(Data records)
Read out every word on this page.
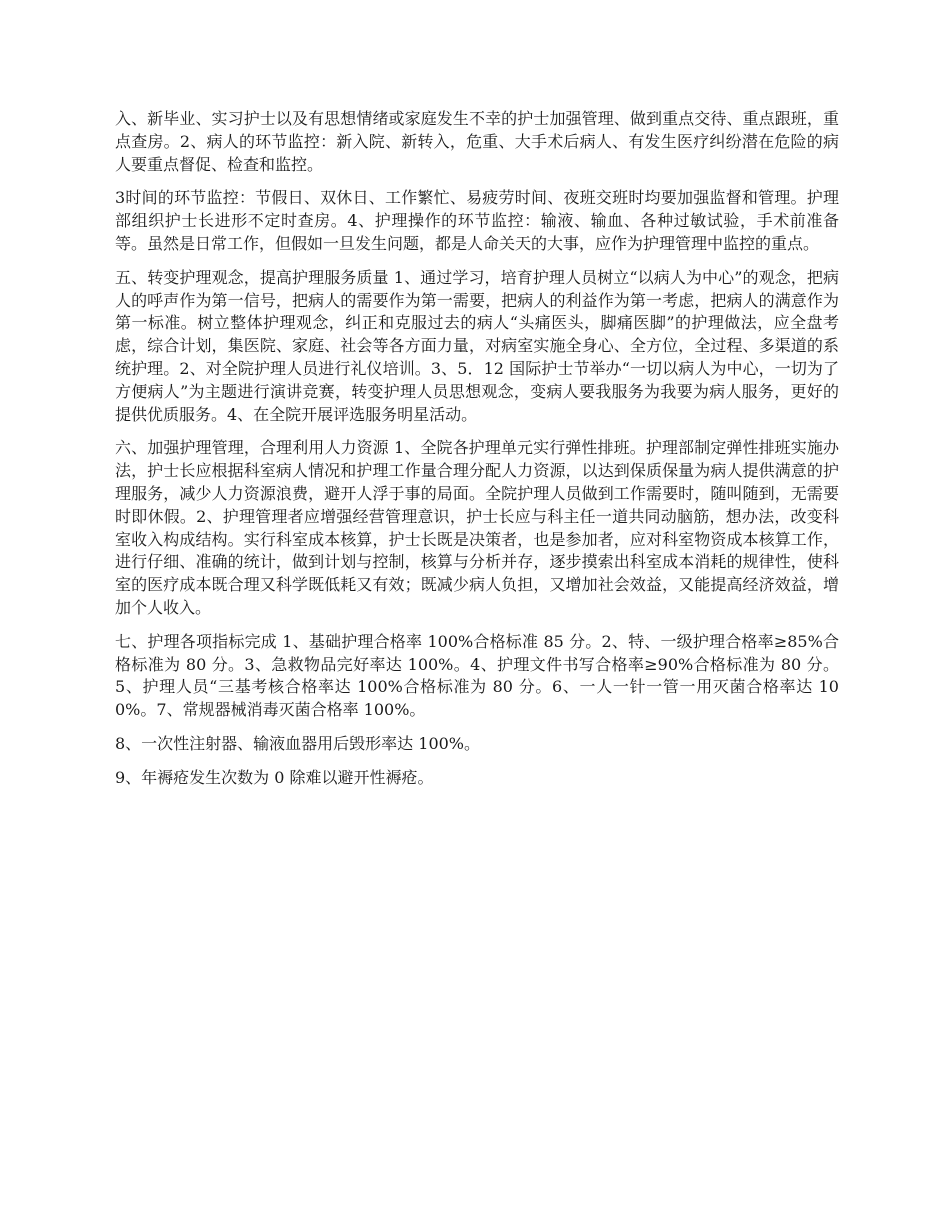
入、新毕业、实习护士以及有思想情绪或家庭发生不幸的护士加强管理、做到重点交待、重点跟班，重点查房。2、病人的环节监控：新入院、新转入，危重、大手术后病人、有发生医疗纠纷潜在危险的病人要重点督促、检查和监控。

3时间的环节监控：节假日、双休日、工作繁忙、易疲劳时间、夜班交班时均要加强监督和管理。护理部组织护士长进形不定时查房。4、护理操作的环节监控：输液、输血、各种过敏试验，手术前准备等。虽然是日常工作，但假如一旦发生问题，都是人命关天的大事，应作为护理管理中监控的重点。

五、转变护理观念，提高护理服务质量 1、通过学习，培育护理人员树立“以病人为中心”的观念，把病人的呼声作为第一信号，把病人的需要作为第一需要，把病人的利益作为第一考虑，把病人的满意作为第一标准。树立整体护理观念，纠正和克服过去的病人“头痛医头，脚痛医脚”的护理做法，应全盘考虑，综合计划，集医院、家庭、社会等各方面力量，对病室实施全身心、全方位，全过程、多渠道的系统护理。2、对全院护理人员进行礼仪培训。3、5．12 国际护士节举办“一切以病人为中心，一切为了方便病人”为主题进行演讲竞赛，转变护理人员思想观念，变病人要我服务为我要为病人服务，更好的提供优质服务。4、在全院开展评选服务明星活动。

六、加强护理管理，合理利用人力资源 1、全院各护理单元实行弹性排班。护理部制定弹性排班实施办法，护士长应根据科室病人情况和护理工作量合理分配人力资源，以达到保质保量为病人提供满意的护理服务，减少人力资源浪费，避开人浮于事的局面。全院护理人员做到工作需要时，随叫随到，无需要时即休假。2、护理管理者应增强经营管理意识，护士长应与科主任一道共同动脑筋，想办法，改变科室收入构成结构。实行科室成本核算，护士长既是决策者，也是参加者，应对科室物资成本核算工作，进行仔细、准确的统计，做到计划与控制，核算与分析并存，逐步摸索出科室成本消耗的规律性，使科室的医疗成本既合理又科学既低耗又有效；既减少病人负担，又增加社会效益，又能提高经济效益，增加个人收入。

七、护理各项指标完成 1、基础护理合格率 100%合格标准 85 分。2、特、一级护理合格率≥85%合格标准为 80 分。3、急救物品完好率达 100%。4、护理文件书写合格率≥90%合格标准为 80 分。5、护理人员“三基考核合格率达 100%合格标准为 80 分。6、一人一针一管一用灭菌合格率达 100%。7、常规器械消毒灭菌合格率 100%。

8、一次性注射器、输液血器用后毁形率达 100%。

9、年褥疮发生次数为 0 除难以避开性褥疮。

WHAT IS REQUIRED - The records above are to be quoted exactly, with all pictures left out.

ANSWER TO THIS PROBLEM -
Read out every word on this page.
入、新毕业、实习护士以及有思想情绪或家庭发生不幸的护士加强管理、做到重点交待、重点跟班，重点查房。2、病人的环节监控：新入院、新转入，危重、大手术后病人、有发生医疗纠纷潜在危险的病人要重点督促、检查和监控。

3时间的环节监控：节假日、双休日、工作繁忙、易疲劳时间、夜班交班时均要加强监督和管理。护理部组织护士长进形不定时查房。4、护理操作的环节监控：输液、输血、各种过敏试验，手术前准备等。虽然是日常工作，但假如一旦发生问题，都是人命关天的大事，应作为护理管理中监控的重点。

五、转变护理观念，提高护理服务质量 1、通过学习，培育护理人员树立“以病人为中心”的观念，把病人的呼声作为第一信号，把病人的需要作为第一需要，把病人的利益作为第一考虑，把病人的满意作为第一标准。树立整体护理观念，纠正和克服过去的病人“头痛医头，脚痛医脚”的护理做法，应全盘考虑，综合计划，集医院、家庭、社会等各方面力量，对病室实施全身心、全方位，全过程、多渠道的系统护理。2、对全院护理人员进行礼仪培训。3、5．12 国际护士节举办“一切以病人为中心，一切为了方便病人”为主题进行演讲竞赛，转变护理人员思想观念，变病人要我服务为我要为病人服务，更好的提供优质服务。4、在全院开展评选服务明星活动。

六、加强护理管理，合理利用人力资源 1、全院各护理单元实行弹性排班。护理部制定弹性排班实施办法，护士长应根据科室病人情况和护理工作量合理分配人力资源，以达到保质保量为病人提供满意的护理服务，减少人力资源浪费，避开人浮于事的局面。全院护理人员做到工作需要时，随叫随到，无需要时即休假。2、护理管理者应增强经营管理意识，护士长应与科主任一道共同动脑筋，想办法，改变科室收入构成结构。实行科室成本核算，护士长既是决策者，也是参加者，应对科室物资成本核算工作，进行仔细、准确的统计，做到计划与控制，核算与分析并存，逐步摸索出科室成本消耗的规律性，使科室的医疗成本既合理又科学既低耗又有效；既减少病人负担，又增加社会效益，又能提高经济效益，增加个人收入。

七、护理各项指标完成 1、基础护理合格率 100%合格标准 85 分。2、特、一级护理合格率≥85%合格标准为 80 分。3、急救物品完好率达 100%。4、护理文件书写合格率≥90%合格标准为 80 分。5、护理人员“三基考核合格率达 100%合格标准为 80 分。6、一人一针一管一用灭菌合格率达 100%。7、常规器械消毒灭菌合格率 100%。

8、一次性注射器、输液血器用后毁形率达 100%。

9、年褥疮发生次数为 0 除难以避开性褥疮。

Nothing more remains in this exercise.